Repeat, exactly and only, the lines from the one containing "Give me the" to the last line, inclusive; do not repeat the pictures.

>>>

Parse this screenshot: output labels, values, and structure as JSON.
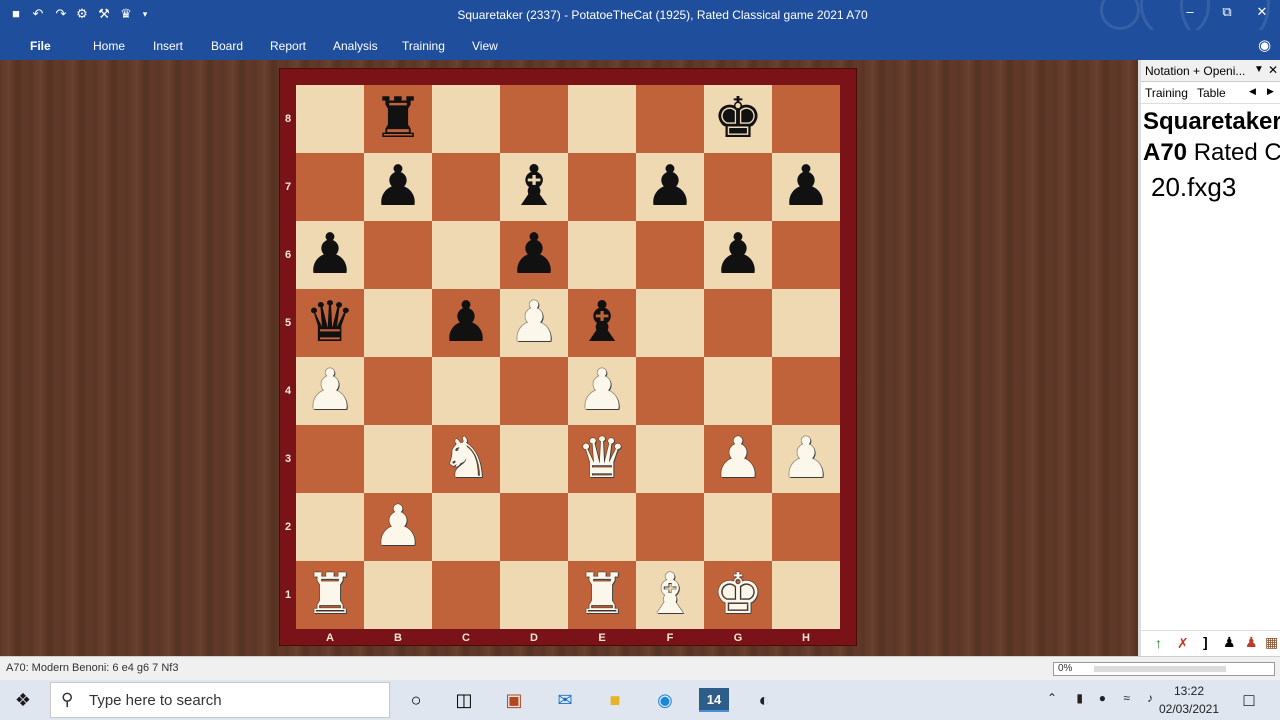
{
  "title_bar": {
    "title": "Squaretaker (2337) - PotatoeTheCat (1925), Rated Classical game 2021  A70",
    "minimize": "–",
    "restore": "⧉",
    "close": "✕"
  },
  "menu": {
    "items": [
      "File",
      "Home",
      "Insert",
      "Board",
      "Report",
      "Analysis",
      "Training",
      "View"
    ]
  },
  "board": {
    "ranks": [
      "8",
      "7",
      "6",
      "5",
      "4",
      "3",
      "2",
      "1"
    ],
    "files": [
      "A",
      "B",
      "C",
      "D",
      "E",
      "F",
      "G",
      "H"
    ],
    "position": [
      [
        "",
        "br",
        "",
        "",
        "",
        "",
        "bk",
        ""
      ],
      [
        "",
        "bp",
        "",
        "bb",
        "",
        "bp",
        "",
        "bp"
      ],
      [
        "bp",
        "",
        "",
        "bp",
        "",
        "",
        "bp",
        ""
      ],
      [
        "bq",
        "",
        "bp",
        "wp",
        "bb",
        "",
        "",
        ""
      ],
      [
        "wp",
        "",
        "",
        "",
        "wp",
        "",
        "",
        ""
      ],
      [
        "",
        "",
        "wn",
        "",
        "wq",
        "",
        "wp",
        "wp"
      ],
      [
        "",
        "wp",
        "",
        "",
        "",
        "",
        "",
        ""
      ],
      [
        "wr",
        "",
        "",
        "",
        "wr",
        "wb",
        "wk",
        ""
      ]
    ]
  },
  "pane": {
    "header_title": "Notation + Openi...",
    "tabs": [
      "Training",
      "Table"
    ],
    "players": "Squaretaker",
    "eco": "A70",
    "event": "Rated Cl",
    "current_move": "20.fxg3"
  },
  "status": {
    "opening": "A70: Modern Benoni: 6 e4 g6 7 Nf3",
    "progress": "0%"
  },
  "taskbar": {
    "search_placeholder": "Type here to search",
    "time": "13:22",
    "date": "02/03/2021",
    "app_badge": "14"
  }
}
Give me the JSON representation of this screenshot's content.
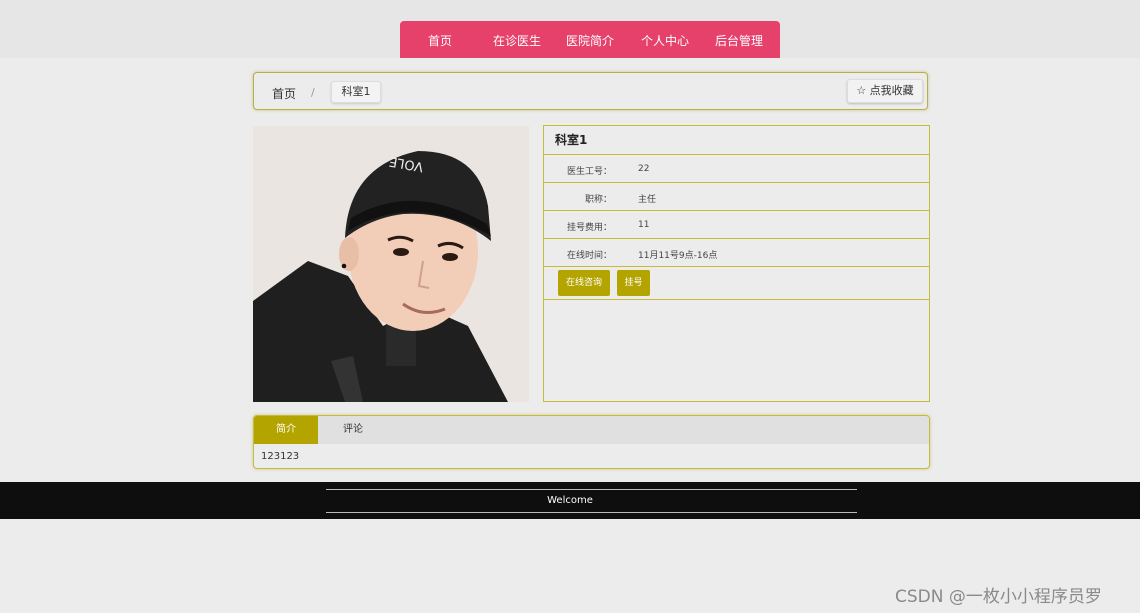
{
  "nav": {
    "items": [
      "首页",
      "在诊医生",
      "医院简介",
      "个人中心",
      "后台管理"
    ],
    "color": "#e5416a"
  },
  "breadcrumb": {
    "home": "首页",
    "separator": "/",
    "current": "科室1",
    "favorite_label": "☆ 点我收藏"
  },
  "doctor": {
    "title": "科室1",
    "rows": [
      {
        "label": "医生工号：",
        "value": "22"
      },
      {
        "label": "职称：",
        "value": "主任"
      },
      {
        "label": "挂号费用：",
        "value": "11"
      },
      {
        "label": "在线时间：",
        "value": "11月11号9点-16点"
      }
    ],
    "actions": {
      "consult": "在线咨询",
      "register": "挂号"
    },
    "accent": "#b3a400"
  },
  "tabs": {
    "items": [
      "简介",
      "评论"
    ],
    "content": "123123"
  },
  "footer": {
    "text": "Welcome"
  },
  "watermark": "CSDN @一枚小小程序员罗"
}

<<<

### Answer to the problem
Give me the JSON representation of this screenshot's content.
{
  "nav": {
    "items": [
      "首页",
      "在诊医生",
      "医院简介",
      "个人中心",
      "后台管理"
    ],
    "color": "#e5416a"
  },
  "breadcrumb": {
    "home": "首页",
    "separator": "/",
    "current": "科室1",
    "favorite_label": "☆ 点我收藏"
  },
  "doctor": {
    "title": "科室1",
    "rows": [
      {
        "label": "医生工号：",
        "value": "22"
      },
      {
        "label": "职称：",
        "value": "主任"
      },
      {
        "label": "挂号费用：",
        "value": "11"
      },
      {
        "label": "在线时间：",
        "value": "11月11号9点-16点"
      }
    ],
    "actions": {
      "consult": "在线咨询",
      "register": "挂号"
    },
    "accent": "#b3a400"
  },
  "tabs": {
    "items": [
      "简介",
      "评论"
    ],
    "content": "123123"
  },
  "footer": {
    "text": "Welcome"
  },
  "watermark": "CSDN @一枚小小程序员罗"
}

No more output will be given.